Task directions: Quote every one of the following items verbatim, keeping their order.

---------- Data provided ----------

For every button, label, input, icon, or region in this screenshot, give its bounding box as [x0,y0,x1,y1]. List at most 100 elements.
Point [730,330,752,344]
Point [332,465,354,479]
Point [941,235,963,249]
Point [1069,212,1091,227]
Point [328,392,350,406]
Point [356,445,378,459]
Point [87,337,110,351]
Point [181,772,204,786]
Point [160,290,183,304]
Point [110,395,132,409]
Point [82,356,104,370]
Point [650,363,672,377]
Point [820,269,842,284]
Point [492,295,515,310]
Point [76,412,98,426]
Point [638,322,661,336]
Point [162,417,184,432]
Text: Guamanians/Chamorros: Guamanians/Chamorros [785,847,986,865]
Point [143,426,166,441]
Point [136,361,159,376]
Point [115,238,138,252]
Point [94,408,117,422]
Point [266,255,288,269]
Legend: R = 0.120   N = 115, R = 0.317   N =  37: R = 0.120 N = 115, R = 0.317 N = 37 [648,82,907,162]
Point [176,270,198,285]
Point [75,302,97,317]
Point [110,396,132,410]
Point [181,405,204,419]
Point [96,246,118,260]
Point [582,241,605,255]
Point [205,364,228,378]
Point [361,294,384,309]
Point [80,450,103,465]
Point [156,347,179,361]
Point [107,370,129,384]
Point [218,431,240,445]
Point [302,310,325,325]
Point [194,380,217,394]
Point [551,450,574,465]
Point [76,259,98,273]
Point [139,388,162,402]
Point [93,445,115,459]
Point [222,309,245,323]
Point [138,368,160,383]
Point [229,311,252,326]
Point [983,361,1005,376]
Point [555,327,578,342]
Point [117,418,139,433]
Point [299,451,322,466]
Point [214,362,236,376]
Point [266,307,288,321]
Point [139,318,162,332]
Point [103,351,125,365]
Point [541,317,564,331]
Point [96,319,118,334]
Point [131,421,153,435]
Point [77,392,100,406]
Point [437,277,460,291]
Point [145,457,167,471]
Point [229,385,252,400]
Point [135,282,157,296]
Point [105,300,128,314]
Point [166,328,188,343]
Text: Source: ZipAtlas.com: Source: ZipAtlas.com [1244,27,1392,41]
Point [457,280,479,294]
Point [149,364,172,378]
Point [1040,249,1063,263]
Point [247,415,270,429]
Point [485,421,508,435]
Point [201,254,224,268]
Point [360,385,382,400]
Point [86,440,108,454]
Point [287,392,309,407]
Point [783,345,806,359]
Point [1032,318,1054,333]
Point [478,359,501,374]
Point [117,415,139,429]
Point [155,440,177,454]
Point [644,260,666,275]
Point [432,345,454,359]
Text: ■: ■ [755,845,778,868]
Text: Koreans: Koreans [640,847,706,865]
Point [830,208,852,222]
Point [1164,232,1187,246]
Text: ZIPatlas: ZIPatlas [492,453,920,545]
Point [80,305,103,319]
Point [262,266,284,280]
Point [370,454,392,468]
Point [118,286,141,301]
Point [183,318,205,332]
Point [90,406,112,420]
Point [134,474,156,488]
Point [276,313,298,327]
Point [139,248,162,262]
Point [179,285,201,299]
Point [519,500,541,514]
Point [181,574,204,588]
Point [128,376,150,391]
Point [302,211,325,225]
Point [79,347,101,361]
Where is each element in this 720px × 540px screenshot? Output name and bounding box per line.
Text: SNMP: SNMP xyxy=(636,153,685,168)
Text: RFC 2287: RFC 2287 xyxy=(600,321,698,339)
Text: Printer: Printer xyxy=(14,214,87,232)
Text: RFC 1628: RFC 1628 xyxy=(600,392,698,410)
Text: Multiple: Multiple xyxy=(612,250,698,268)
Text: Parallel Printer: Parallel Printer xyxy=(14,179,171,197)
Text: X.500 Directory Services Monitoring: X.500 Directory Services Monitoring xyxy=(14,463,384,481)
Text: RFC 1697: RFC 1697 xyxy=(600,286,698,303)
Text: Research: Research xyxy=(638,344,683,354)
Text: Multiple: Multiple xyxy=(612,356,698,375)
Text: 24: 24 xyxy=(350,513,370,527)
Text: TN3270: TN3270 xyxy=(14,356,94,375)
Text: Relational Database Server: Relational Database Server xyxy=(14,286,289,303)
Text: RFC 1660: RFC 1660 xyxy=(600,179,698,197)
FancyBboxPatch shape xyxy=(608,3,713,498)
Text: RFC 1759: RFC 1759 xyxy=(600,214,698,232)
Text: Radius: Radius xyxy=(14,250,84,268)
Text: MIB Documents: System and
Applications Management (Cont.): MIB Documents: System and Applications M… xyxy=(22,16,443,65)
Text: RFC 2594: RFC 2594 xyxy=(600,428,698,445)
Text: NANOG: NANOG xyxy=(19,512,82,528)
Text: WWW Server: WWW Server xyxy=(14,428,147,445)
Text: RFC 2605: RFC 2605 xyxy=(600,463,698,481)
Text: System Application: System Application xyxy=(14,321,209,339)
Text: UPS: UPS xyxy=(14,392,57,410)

----------

Solution to this task:
For every button, label, input, icon, or region in this screenshot, give its bounding box as [x0,y0,x1,y1]. List at most 100 elements.
Point [730,330,752,344]
Point [332,465,354,479]
Point [941,235,963,249]
Point [1069,212,1091,227]
Point [328,392,350,406]
Point [356,445,378,459]
Point [87,337,110,351]
Point [181,772,204,786]
Point [160,290,183,304]
Point [110,395,132,409]
Point [82,356,104,370]
Point [650,363,672,377]
Point [820,269,842,284]
Point [492,295,515,310]
Point [76,412,98,426]
Point [638,322,661,336]
Point [162,417,184,432]
Text: Guamanians/Chamorros: Guamanians/Chamorros [785,847,986,865]
Point [143,426,166,441]
Point [136,361,159,376]
Point [115,238,138,252]
Point [94,408,117,422]
Point [266,255,288,269]
Legend: R = 0.120   N = 115, R = 0.317   N =  37: R = 0.120 N = 115, R = 0.317 N = 37 [648,82,907,162]
Point [176,270,198,285]
Point [75,302,97,317]
Point [110,396,132,410]
Point [181,405,204,419]
Point [96,246,118,260]
Point [582,241,605,255]
Point [205,364,228,378]
Point [361,294,384,309]
Point [80,450,103,465]
Point [156,347,179,361]
Point [107,370,129,384]
Point [218,431,240,445]
Point [302,310,325,325]
Point [194,380,217,394]
Point [551,450,574,465]
Point [76,259,98,273]
Point [139,388,162,402]
Point [93,445,115,459]
Point [222,309,245,323]
Point [138,368,160,383]
Point [229,311,252,326]
Point [983,361,1005,376]
Point [555,327,578,342]
Point [117,418,139,433]
Point [299,451,322,466]
Point [214,362,236,376]
Point [266,307,288,321]
Point [139,318,162,332]
Point [103,351,125,365]
Point [541,317,564,331]
Point [96,319,118,334]
Point [131,421,153,435]
Point [77,392,100,406]
Point [437,277,460,291]
Point [145,457,167,471]
Point [229,385,252,400]
Point [135,282,157,296]
Point [105,300,128,314]
Point [166,328,188,343]
Text: Source: ZipAtlas.com: Source: ZipAtlas.com [1244,27,1392,41]
Point [457,280,479,294]
Point [149,364,172,378]
Point [1040,249,1063,263]
Point [247,415,270,429]
Point [485,421,508,435]
Point [201,254,224,268]
Point [360,385,382,400]
Point [86,440,108,454]
Point [287,392,309,407]
Point [783,345,806,359]
Point [1032,318,1054,333]
Point [478,359,501,374]
Point [117,415,139,429]
Point [155,440,177,454]
Point [644,260,666,275]
Point [432,345,454,359]
Text: ■: ■ [755,845,778,868]
Text: Koreans: Koreans [640,847,706,865]
Point [830,208,852,222]
Point [1164,232,1187,246]
Text: ZIPatlas: ZIPatlas [492,453,920,545]
Point [80,305,103,319]
Point [262,266,284,280]
Point [370,454,392,468]
Point [118,286,141,301]
Point [183,318,205,332]
Point [90,406,112,420]
Point [134,474,156,488]
Point [276,313,298,327]
Point [139,248,162,262]
Point [179,285,201,299]
Point [519,500,541,514]
Point [181,574,204,588]
Point [128,376,150,391]
Point [302,211,325,225]
Point [79,347,101,361]
Where is each element in this 720px × 540px screenshot? Output name and bounding box per line.
Text: SNMP: SNMP xyxy=(636,153,685,168)
Text: RFC 2287: RFC 2287 xyxy=(600,321,698,339)
Text: Printer: Printer xyxy=(14,214,87,232)
Text: RFC 1628: RFC 1628 xyxy=(600,392,698,410)
Text: Multiple: Multiple xyxy=(612,250,698,268)
Text: Parallel Printer: Parallel Printer xyxy=(14,179,171,197)
Text: X.500 Directory Services Monitoring: X.500 Directory Services Monitoring xyxy=(14,463,384,481)
Text: RFC 1697: RFC 1697 xyxy=(600,286,698,303)
Text: Research: Research xyxy=(638,344,683,354)
Text: Multiple: Multiple xyxy=(612,356,698,375)
Text: 24: 24 xyxy=(350,513,370,527)
Text: TN3270: TN3270 xyxy=(14,356,94,375)
Text: Relational Database Server: Relational Database Server xyxy=(14,286,289,303)
Text: RFC 1660: RFC 1660 xyxy=(600,179,698,197)
FancyBboxPatch shape xyxy=(608,3,713,498)
Text: RFC 1759: RFC 1759 xyxy=(600,214,698,232)
Text: Radius: Radius xyxy=(14,250,84,268)
Text: MIB Documents: System and
Applications Management (Cont.): MIB Documents: System and Applications M… xyxy=(22,16,443,65)
Text: RFC 2594: RFC 2594 xyxy=(600,428,698,445)
Text: NANOG: NANOG xyxy=(19,512,82,528)
Text: WWW Server: WWW Server xyxy=(14,428,147,445)
Text: RFC 2605: RFC 2605 xyxy=(600,463,698,481)
Text: System Application: System Application xyxy=(14,321,209,339)
Text: UPS: UPS xyxy=(14,392,57,410)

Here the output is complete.